The request:
Reproduce all the material exactly, minus any pictures it holds.

### Listing ###

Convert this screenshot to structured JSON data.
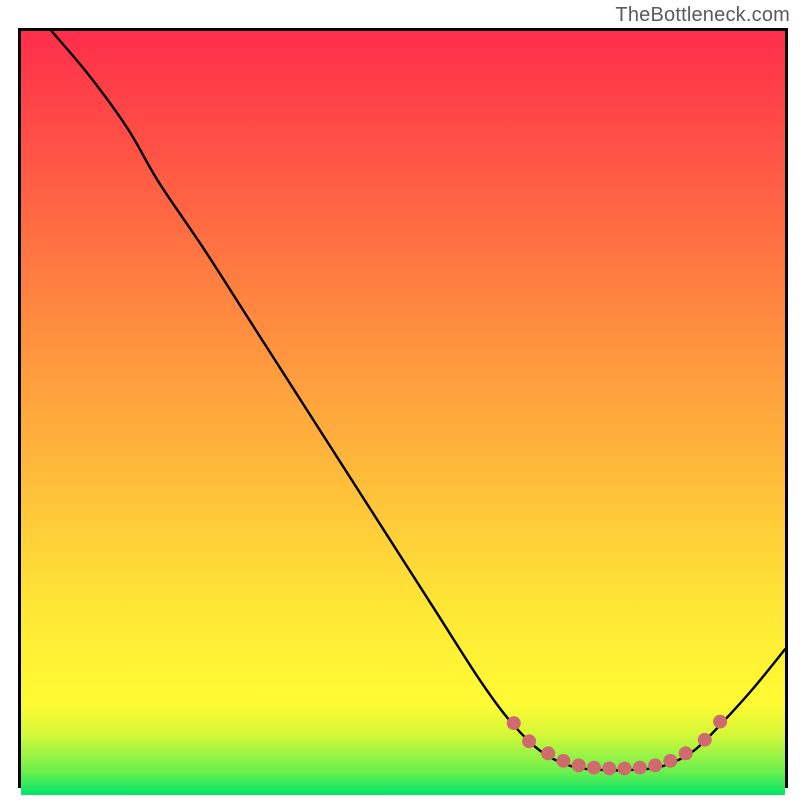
{
  "watermark": "TheBottleneck.com",
  "chart_data": {
    "type": "line",
    "title": "",
    "xlabel": "",
    "ylabel": "",
    "xlim": [
      0,
      100
    ],
    "ylim": [
      0,
      100
    ],
    "gradient_stops": [
      {
        "offset": 0.0,
        "color": "#00e56a"
      },
      {
        "offset": 0.03,
        "color": "#6af04e"
      },
      {
        "offset": 0.08,
        "color": "#d6f838"
      },
      {
        "offset": 0.12,
        "color": "#fffb33"
      },
      {
        "offset": 0.25,
        "color": "#ffe636"
      },
      {
        "offset": 0.45,
        "color": "#ffb43b"
      },
      {
        "offset": 0.65,
        "color": "#ff8440"
      },
      {
        "offset": 0.85,
        "color": "#ff5145"
      },
      {
        "offset": 1.0,
        "color": "#ff2e4b"
      }
    ],
    "series": [
      {
        "name": "bottleneck-curve",
        "stroke": "#000000",
        "stroke_width": 2,
        "points": [
          {
            "x": 4,
            "y": 100
          },
          {
            "x": 9,
            "y": 94
          },
          {
            "x": 14,
            "y": 87
          },
          {
            "x": 18,
            "y": 80
          },
          {
            "x": 24,
            "y": 71
          },
          {
            "x": 30,
            "y": 61.5
          },
          {
            "x": 36,
            "y": 52
          },
          {
            "x": 42,
            "y": 42.5
          },
          {
            "x": 48,
            "y": 33
          },
          {
            "x": 54,
            "y": 23.5
          },
          {
            "x": 60,
            "y": 14
          },
          {
            "x": 64,
            "y": 8.5
          },
          {
            "x": 68,
            "y": 4.5
          },
          {
            "x": 72,
            "y": 2.5
          },
          {
            "x": 76,
            "y": 2
          },
          {
            "x": 80,
            "y": 2
          },
          {
            "x": 84,
            "y": 2.5
          },
          {
            "x": 88,
            "y": 4.5
          },
          {
            "x": 92,
            "y": 8.5
          },
          {
            "x": 96,
            "y": 13
          },
          {
            "x": 100,
            "y": 18
          }
        ]
      },
      {
        "name": "optimal-range-dots",
        "stroke": "#cf6a6f",
        "marker": "dot",
        "marker_size": 7,
        "points": [
          {
            "x": 64.5,
            "y": 8.2
          },
          {
            "x": 66.5,
            "y": 5.8
          },
          {
            "x": 69,
            "y": 4.2
          },
          {
            "x": 71,
            "y": 3.2
          },
          {
            "x": 73,
            "y": 2.6
          },
          {
            "x": 75,
            "y": 2.3
          },
          {
            "x": 77,
            "y": 2.2
          },
          {
            "x": 79,
            "y": 2.2
          },
          {
            "x": 81,
            "y": 2.3
          },
          {
            "x": 83,
            "y": 2.6
          },
          {
            "x": 85,
            "y": 3.2
          },
          {
            "x": 87,
            "y": 4.2
          },
          {
            "x": 89.5,
            "y": 6.0
          },
          {
            "x": 91.5,
            "y": 8.4
          }
        ]
      }
    ]
  }
}
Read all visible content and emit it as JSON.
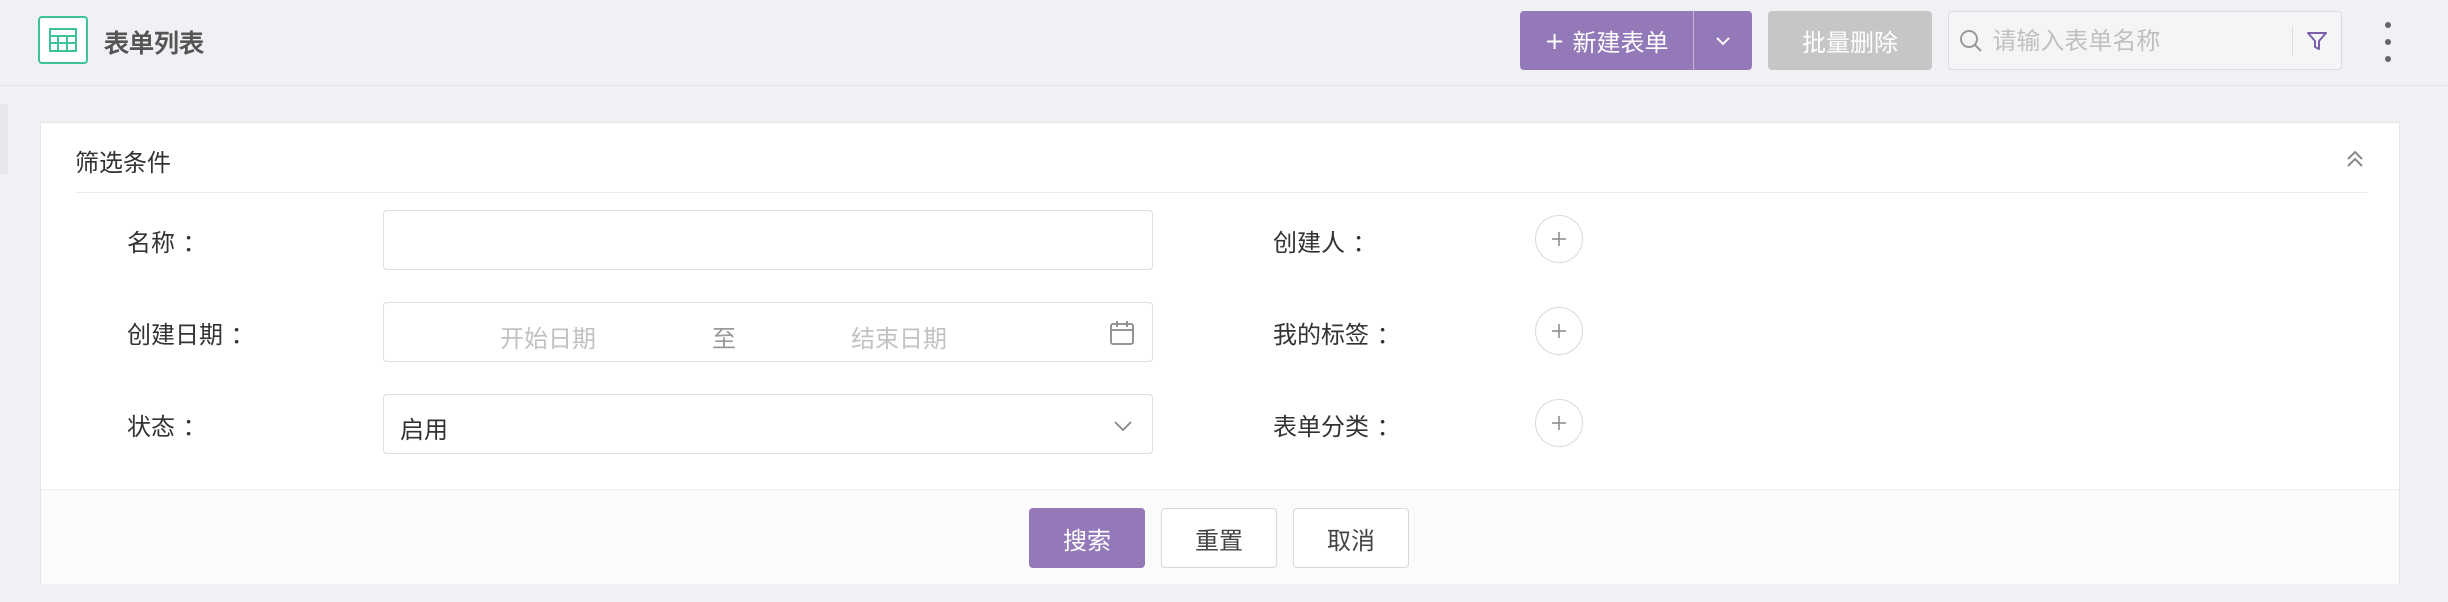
{
  "header": {
    "title": "表单列表",
    "new_button_label": "新建表单",
    "new_button_plus": "+",
    "batch_delete_label": "批量删除",
    "search_placeholder": "请输入表单名称"
  },
  "filter": {
    "title": "筛选条件",
    "name_label": "名称 ：",
    "name_value": "",
    "creator_label": "创建人 ：",
    "date_label": "创建日期 ：",
    "date_start_placeholder": "开始日期",
    "date_to": "至",
    "date_end_placeholder": "结束日期",
    "tags_label": "我的标签 ：",
    "status_label": "状态 ：",
    "status_value": "启用",
    "category_label": "表单分类 ："
  },
  "actions": {
    "search": "搜索",
    "reset": "重置",
    "cancel": "取消"
  },
  "colors": {
    "primary": "#9479b9",
    "logo_green": "#3ec29b",
    "disabled": "#c6c6c6"
  },
  "icons": [
    "table-icon",
    "chevron-down-icon",
    "search-icon",
    "filter-icon",
    "more-icon",
    "collapse-up-icon",
    "calendar-icon",
    "plus-icon"
  ]
}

###

Response:
Convert this screenshot to structured JSON data.
{
  "watermark": "TheBottleneck.com",
  "chart_data": {
    "type": "line",
    "title": "",
    "xlabel": "",
    "ylabel": "",
    "xlim": [
      0,
      100
    ],
    "ylim": [
      0,
      100
    ],
    "gradient_stops": [
      {
        "offset": 0.0,
        "color": "#00e56a"
      },
      {
        "offset": 0.03,
        "color": "#6af04e"
      },
      {
        "offset": 0.08,
        "color": "#d6f838"
      },
      {
        "offset": 0.12,
        "color": "#fffb33"
      },
      {
        "offset": 0.25,
        "color": "#ffe636"
      },
      {
        "offset": 0.45,
        "color": "#ffb43b"
      },
      {
        "offset": 0.65,
        "color": "#ff8440"
      },
      {
        "offset": 0.85,
        "color": "#ff5145"
      },
      {
        "offset": 1.0,
        "color": "#ff2e4b"
      }
    ],
    "series": [
      {
        "name": "bottleneck-curve",
        "stroke": "#000000",
        "stroke_width": 2,
        "points": [
          {
            "x": 4,
            "y": 100
          },
          {
            "x": 9,
            "y": 94
          },
          {
            "x": 14,
            "y": 87
          },
          {
            "x": 18,
            "y": 80
          },
          {
            "x": 24,
            "y": 71
          },
          {
            "x": 30,
            "y": 61.5
          },
          {
            "x": 36,
            "y": 52
          },
          {
            "x": 42,
            "y": 42.5
          },
          {
            "x": 48,
            "y": 33
          },
          {
            "x": 54,
            "y": 23.5
          },
          {
            "x": 60,
            "y": 14
          },
          {
            "x": 64,
            "y": 8.5
          },
          {
            "x": 68,
            "y": 4.5
          },
          {
            "x": 72,
            "y": 2.5
          },
          {
            "x": 76,
            "y": 2
          },
          {
            "x": 80,
            "y": 2
          },
          {
            "x": 84,
            "y": 2.5
          },
          {
            "x": 88,
            "y": 4.5
          },
          {
            "x": 92,
            "y": 8.5
          },
          {
            "x": 96,
            "y": 13
          },
          {
            "x": 100,
            "y": 18
          }
        ]
      },
      {
        "name": "optimal-range-dots",
        "stroke": "#cf6a6f",
        "marker": "dot",
        "marker_size": 7,
        "points": [
          {
            "x": 64.5,
            "y": 8.2
          },
          {
            "x": 66.5,
            "y": 5.8
          },
          {
            "x": 69,
            "y": 4.2
          },
          {
            "x": 71,
            "y": 3.2
          },
          {
            "x": 73,
            "y": 2.6
          },
          {
            "x": 75,
            "y": 2.3
          },
          {
            "x": 77,
            "y": 2.2
          },
          {
            "x": 79,
            "y": 2.2
          },
          {
            "x": 81,
            "y": 2.3
          },
          {
            "x": 83,
            "y": 2.6
          },
          {
            "x": 85,
            "y": 3.2
          },
          {
            "x": 87,
            "y": 4.2
          },
          {
            "x": 89.5,
            "y": 6.0
          },
          {
            "x": 91.5,
            "y": 8.4
          }
        ]
      }
    ]
  }
}
Read all visible content and emit it as JSON.
{
  "header": {
    "title": "表单列表",
    "new_button_label": "新建表单",
    "new_button_plus": "+",
    "batch_delete_label": "批量删除",
    "search_placeholder": "请输入表单名称"
  },
  "filter": {
    "title": "筛选条件",
    "name_label": "名称 ：",
    "name_value": "",
    "creator_label": "创建人 ：",
    "date_label": "创建日期 ：",
    "date_start_placeholder": "开始日期",
    "date_to": "至",
    "date_end_placeholder": "结束日期",
    "tags_label": "我的标签 ：",
    "status_label": "状态 ：",
    "status_value": "启用",
    "category_label": "表单分类 ："
  },
  "actions": {
    "search": "搜索",
    "reset": "重置",
    "cancel": "取消"
  },
  "colors": {
    "primary": "#9479b9",
    "logo_green": "#3ec29b",
    "disabled": "#c6c6c6"
  },
  "icons": [
    "table-icon",
    "chevron-down-icon",
    "search-icon",
    "filter-icon",
    "more-icon",
    "collapse-up-icon",
    "calendar-icon",
    "plus-icon"
  ]
}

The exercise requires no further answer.